Filter the entries that follow, copying every line in which the word "Title" appears.
────────
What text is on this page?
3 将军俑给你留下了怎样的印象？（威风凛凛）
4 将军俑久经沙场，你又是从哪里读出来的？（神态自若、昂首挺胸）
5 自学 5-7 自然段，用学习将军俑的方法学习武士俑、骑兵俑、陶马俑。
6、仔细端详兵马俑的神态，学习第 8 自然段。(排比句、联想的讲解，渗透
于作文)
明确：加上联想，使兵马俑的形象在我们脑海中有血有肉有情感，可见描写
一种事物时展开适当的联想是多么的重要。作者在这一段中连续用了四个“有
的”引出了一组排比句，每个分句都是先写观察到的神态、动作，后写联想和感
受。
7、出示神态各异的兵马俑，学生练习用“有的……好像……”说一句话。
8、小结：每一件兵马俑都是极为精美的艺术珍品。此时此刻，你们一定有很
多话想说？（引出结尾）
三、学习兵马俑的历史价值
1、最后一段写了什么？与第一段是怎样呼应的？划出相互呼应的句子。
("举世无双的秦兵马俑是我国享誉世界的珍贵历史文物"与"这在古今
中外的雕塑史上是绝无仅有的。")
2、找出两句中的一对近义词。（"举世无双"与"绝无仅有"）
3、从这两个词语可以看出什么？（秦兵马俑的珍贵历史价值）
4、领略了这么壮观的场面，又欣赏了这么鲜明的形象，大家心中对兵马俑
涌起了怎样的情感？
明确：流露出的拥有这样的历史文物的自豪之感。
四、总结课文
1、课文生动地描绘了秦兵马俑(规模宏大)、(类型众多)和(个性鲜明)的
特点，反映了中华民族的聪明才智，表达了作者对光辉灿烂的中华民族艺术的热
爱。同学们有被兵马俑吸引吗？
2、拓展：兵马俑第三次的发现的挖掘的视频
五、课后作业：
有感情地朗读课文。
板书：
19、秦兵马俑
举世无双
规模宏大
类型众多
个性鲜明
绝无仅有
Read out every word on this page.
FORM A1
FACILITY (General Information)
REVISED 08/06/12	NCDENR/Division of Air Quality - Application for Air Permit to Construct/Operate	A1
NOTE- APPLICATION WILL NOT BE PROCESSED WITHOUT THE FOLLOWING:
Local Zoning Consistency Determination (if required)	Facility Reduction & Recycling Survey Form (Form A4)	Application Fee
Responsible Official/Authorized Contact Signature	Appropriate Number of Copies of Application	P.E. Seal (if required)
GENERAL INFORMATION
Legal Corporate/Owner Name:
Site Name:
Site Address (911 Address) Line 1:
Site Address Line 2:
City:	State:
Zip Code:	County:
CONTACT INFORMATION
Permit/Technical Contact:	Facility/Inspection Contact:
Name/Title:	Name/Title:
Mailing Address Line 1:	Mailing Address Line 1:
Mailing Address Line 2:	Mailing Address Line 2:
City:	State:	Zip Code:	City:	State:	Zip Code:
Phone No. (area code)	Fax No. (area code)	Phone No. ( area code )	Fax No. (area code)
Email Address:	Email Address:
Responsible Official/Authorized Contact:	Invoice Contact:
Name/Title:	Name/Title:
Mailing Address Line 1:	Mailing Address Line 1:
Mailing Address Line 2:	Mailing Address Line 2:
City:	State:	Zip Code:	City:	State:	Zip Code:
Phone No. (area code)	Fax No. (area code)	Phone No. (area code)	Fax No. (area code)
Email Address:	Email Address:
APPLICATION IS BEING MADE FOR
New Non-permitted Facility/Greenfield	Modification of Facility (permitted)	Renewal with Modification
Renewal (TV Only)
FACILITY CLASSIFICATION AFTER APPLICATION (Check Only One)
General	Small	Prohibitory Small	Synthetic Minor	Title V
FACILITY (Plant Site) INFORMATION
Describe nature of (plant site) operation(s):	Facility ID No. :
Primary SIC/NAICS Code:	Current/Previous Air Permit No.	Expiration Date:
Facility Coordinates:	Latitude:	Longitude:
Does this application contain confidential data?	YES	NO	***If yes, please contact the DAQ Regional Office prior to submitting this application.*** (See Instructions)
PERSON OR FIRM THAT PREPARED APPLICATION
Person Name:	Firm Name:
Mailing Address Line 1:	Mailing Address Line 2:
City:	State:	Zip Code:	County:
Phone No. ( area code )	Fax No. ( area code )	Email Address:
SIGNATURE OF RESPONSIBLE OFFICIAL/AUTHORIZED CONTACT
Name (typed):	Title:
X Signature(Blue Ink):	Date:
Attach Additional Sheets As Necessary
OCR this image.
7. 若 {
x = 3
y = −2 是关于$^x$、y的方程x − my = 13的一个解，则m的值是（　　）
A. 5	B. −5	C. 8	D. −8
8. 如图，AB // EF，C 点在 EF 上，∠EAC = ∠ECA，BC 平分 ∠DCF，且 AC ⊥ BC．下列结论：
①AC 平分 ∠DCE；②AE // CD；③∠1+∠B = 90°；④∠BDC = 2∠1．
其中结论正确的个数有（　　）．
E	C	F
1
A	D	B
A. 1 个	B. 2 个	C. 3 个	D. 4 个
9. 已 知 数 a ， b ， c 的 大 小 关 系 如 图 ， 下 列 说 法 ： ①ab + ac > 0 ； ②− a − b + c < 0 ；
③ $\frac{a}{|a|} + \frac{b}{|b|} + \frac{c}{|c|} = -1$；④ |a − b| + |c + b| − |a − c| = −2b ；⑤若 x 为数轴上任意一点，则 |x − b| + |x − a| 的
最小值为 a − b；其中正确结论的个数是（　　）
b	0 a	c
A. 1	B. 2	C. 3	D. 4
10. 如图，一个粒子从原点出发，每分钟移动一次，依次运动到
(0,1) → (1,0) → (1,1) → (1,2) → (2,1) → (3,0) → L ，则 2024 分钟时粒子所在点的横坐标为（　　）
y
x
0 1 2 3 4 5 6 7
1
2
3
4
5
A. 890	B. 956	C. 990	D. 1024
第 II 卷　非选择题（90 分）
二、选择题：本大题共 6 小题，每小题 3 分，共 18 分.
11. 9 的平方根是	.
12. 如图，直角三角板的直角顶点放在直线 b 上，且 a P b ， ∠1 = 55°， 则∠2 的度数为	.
────────
Result of this task:
Name/Title:	Name/Title:
Name/Title:	Name/Title:
General	Small	Prohibitory Small	Synthetic Minor	Title V
Name (typed):	Title:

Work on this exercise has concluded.